:: 抜粋 ::
<<<<
2022年8月27日に第8回秋田県関節鏡・膝・スポーツ整形外科研究会が開催されました。
本会に先立ち、12時から秋田市にぎわい交流館AUを会場に、モデルボーンを用いたハンズオンが開催されました。前線で活躍する先生方からの手厚い指導のもと、関節鏡や膝・肩人工関節、膝周囲骨切り術の手術手技を体験できるという、コロナ禍始まって以来の一大イベントになりました。筆者は他病院勤務の予定があり、現地の熱気を拝むことは叶いませんでしたが、専攻医のみならず研修医や学生の参加もあり大盛況だったようです。若き駿馬の皆さんが、すこしでも興味を持ってくれると嬉しいですね。
>>>>
[ページ分割データ]
<<<<
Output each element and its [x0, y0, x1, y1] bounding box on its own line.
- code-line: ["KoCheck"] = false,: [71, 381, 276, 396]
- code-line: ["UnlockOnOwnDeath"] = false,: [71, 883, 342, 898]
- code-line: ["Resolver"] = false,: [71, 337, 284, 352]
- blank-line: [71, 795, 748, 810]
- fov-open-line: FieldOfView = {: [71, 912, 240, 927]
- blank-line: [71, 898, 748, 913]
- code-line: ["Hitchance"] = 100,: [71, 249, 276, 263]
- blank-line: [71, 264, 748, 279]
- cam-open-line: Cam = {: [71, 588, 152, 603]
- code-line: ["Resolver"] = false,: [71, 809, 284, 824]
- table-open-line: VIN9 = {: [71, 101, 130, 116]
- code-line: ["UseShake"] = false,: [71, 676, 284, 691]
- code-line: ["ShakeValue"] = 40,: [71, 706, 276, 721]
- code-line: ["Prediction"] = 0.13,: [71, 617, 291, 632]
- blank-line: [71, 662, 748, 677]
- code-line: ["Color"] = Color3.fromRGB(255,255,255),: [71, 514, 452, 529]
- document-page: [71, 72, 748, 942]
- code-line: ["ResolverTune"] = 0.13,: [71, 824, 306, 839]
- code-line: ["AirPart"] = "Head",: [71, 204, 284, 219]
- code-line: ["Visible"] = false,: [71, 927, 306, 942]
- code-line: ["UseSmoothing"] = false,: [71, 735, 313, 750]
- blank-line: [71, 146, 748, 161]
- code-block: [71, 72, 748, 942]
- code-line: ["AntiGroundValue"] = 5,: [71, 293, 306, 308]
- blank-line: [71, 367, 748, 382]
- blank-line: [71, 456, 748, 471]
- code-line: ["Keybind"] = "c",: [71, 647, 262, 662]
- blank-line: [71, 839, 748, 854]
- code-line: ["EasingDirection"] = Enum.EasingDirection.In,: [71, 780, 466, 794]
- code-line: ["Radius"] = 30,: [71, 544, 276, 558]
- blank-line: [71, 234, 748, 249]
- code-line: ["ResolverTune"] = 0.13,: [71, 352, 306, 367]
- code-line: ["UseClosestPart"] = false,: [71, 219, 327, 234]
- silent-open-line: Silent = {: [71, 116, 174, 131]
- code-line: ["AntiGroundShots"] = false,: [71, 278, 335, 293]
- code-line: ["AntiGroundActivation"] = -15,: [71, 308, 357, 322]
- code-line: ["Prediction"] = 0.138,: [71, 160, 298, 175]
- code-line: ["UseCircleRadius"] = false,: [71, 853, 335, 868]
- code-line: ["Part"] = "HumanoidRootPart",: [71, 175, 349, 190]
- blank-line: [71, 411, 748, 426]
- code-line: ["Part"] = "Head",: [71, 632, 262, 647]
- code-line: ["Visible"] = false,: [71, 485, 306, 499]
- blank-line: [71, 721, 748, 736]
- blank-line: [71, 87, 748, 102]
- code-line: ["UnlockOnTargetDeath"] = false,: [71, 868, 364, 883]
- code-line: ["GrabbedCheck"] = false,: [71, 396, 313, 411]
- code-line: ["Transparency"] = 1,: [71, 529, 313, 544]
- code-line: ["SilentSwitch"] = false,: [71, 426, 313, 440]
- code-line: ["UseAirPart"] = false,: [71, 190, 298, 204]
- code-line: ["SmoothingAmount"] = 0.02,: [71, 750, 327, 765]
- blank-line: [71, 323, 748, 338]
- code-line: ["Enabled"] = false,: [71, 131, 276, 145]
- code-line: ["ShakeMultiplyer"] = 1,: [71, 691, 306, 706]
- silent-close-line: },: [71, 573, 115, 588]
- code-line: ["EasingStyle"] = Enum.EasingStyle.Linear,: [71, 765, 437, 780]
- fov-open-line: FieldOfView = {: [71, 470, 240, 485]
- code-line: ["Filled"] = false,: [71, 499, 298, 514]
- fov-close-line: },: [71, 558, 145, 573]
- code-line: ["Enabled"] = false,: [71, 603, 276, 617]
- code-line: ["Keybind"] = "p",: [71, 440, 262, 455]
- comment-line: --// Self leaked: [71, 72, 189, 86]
>>>>
:: 課題の目的 ::
抜粋によると、研究会に先立つハンズオンは何という施設で開かれましたか。 これらの記録は使わなくてもかまいません。

:: 課題への回答 ::
秋田市にぎわい交流館AUで開かれました。